**Written exercise:** Repeat the records below exactly.

**Source records:**
══════

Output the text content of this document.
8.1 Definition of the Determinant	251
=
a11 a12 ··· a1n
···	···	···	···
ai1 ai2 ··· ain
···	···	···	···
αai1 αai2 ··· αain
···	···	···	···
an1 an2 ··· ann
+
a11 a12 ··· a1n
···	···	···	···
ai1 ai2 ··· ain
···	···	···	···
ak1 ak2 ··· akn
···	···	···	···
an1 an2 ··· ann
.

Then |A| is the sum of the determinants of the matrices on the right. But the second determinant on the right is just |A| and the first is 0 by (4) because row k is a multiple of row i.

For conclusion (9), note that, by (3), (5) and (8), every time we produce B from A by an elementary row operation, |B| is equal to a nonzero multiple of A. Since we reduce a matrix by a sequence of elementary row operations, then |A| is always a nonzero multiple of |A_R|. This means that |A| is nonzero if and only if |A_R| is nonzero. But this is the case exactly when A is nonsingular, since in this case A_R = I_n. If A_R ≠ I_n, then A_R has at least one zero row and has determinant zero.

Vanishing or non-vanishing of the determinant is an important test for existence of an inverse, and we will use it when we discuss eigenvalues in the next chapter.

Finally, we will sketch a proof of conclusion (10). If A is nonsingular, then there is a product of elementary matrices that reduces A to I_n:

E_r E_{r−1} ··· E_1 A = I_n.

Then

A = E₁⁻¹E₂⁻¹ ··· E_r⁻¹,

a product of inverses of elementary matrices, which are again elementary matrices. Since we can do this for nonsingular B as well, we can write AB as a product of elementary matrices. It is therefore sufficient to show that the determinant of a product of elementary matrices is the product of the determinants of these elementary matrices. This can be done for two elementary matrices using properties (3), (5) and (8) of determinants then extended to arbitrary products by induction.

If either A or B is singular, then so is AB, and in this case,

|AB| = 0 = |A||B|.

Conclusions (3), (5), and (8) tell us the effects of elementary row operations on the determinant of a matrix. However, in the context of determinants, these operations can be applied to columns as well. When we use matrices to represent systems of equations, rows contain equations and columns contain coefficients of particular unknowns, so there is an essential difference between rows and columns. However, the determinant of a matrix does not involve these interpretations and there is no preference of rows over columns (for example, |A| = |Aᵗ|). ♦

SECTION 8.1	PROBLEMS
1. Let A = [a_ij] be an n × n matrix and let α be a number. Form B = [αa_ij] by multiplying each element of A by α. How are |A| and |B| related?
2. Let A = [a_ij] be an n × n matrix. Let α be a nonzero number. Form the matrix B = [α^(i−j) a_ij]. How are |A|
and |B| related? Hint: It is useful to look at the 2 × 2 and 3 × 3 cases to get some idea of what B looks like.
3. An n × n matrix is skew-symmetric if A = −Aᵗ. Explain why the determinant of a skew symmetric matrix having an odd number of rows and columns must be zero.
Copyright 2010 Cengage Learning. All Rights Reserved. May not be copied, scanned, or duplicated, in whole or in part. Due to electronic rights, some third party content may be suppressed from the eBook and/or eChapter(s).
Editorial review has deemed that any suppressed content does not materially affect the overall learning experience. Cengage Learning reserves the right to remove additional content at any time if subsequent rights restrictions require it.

══════

**Solution for this problem:**
Output the text content of this document.
8.1 Definition of the Determinant	251
=
a11 a12 ··· a1n
···	···	···	···
ai1 ai2 ··· ain
···	···	···	···
αai1 αai2 ··· αain
···	···	···	···
an1 an2 ··· ann
+
a11 a12 ··· a1n
···	···	···	···
ai1 ai2 ··· ain
···	···	···	···
ak1 ak2 ··· akn
···	···	···	···
an1 an2 ··· ann
.

Then |A| is the sum of the determinants of the matrices on the right. But the second determinant on the right is just |A| and the first is 0 by (4) because row k is a multiple of row i.

For conclusion (9), note that, by (3), (5) and (8), every time we produce B from A by an elementary row operation, |B| is equal to a nonzero multiple of A. Since we reduce a matrix by a sequence of elementary row operations, then |A| is always a nonzero multiple of |A_R|. This means that |A| is nonzero if and only if |A_R| is nonzero. But this is the case exactly when A is nonsingular, since in this case A_R = I_n. If A_R ≠ I_n, then A_R has at least one zero row and has determinant zero.

Vanishing or non-vanishing of the determinant is an important test for existence of an inverse, and we will use it when we discuss eigenvalues in the next chapter.

Finally, we will sketch a proof of conclusion (10). If A is nonsingular, then there is a product of elementary matrices that reduces A to I_n:

E_r E_{r−1} ··· E_1 A = I_n.

Then

A = E₁⁻¹E₂⁻¹ ··· E_r⁻¹,

a product of inverses of elementary matrices, which are again elementary matrices. Since we can do this for nonsingular B as well, we can write AB as a product of elementary matrices. It is therefore sufficient to show that the determinant of a product of elementary matrices is the product of the determinants of these elementary matrices. This can be done for two elementary matrices using properties (3), (5) and (8) of determinants then extended to arbitrary products by induction.

If either A or B is singular, then so is AB, and in this case,

|AB| = 0 = |A||B|.

Conclusions (3), (5), and (8) tell us the effects of elementary row operations on the determinant of a matrix. However, in the context of determinants, these operations can be applied to columns as well. When we use matrices to represent systems of equations, rows contain equations and columns contain coefficients of particular unknowns, so there is an essential difference between rows and columns. However, the determinant of a matrix does not involve these interpretations and there is no preference of rows over columns (for example, |A| = |Aᵗ|). ♦

SECTION 8.1	PROBLEMS
1. Let A = [a_ij] be an n × n matrix and let α be a number. Form B = [αa_ij] by multiplying each element of A by α. How are |A| and |B| related?
2. Let A = [a_ij] be an n × n matrix. Let α be a nonzero number. Form the matrix B = [α^(i−j) a_ij]. How are |A|
and |B| related? Hint: It is useful to look at the 2 × 2 and 3 × 3 cases to get some idea of what B looks like.
3. An n × n matrix is skew-symmetric if A = −Aᵗ. Explain why the determinant of a skew symmetric matrix having an odd number of rows and columns must be zero.
Copyright 2010 Cengage Learning. All Rights Reserved. May not be copied, scanned, or duplicated, in whole or in part. Due to electronic rights, some third party content may be suppressed from the eBook and/or eChapter(s).
Editorial review has deemed that any suppressed content does not materially affect the overall learning experience. Cengage Learning reserves the right to remove additional content at any time if subsequent rights restrictions require it.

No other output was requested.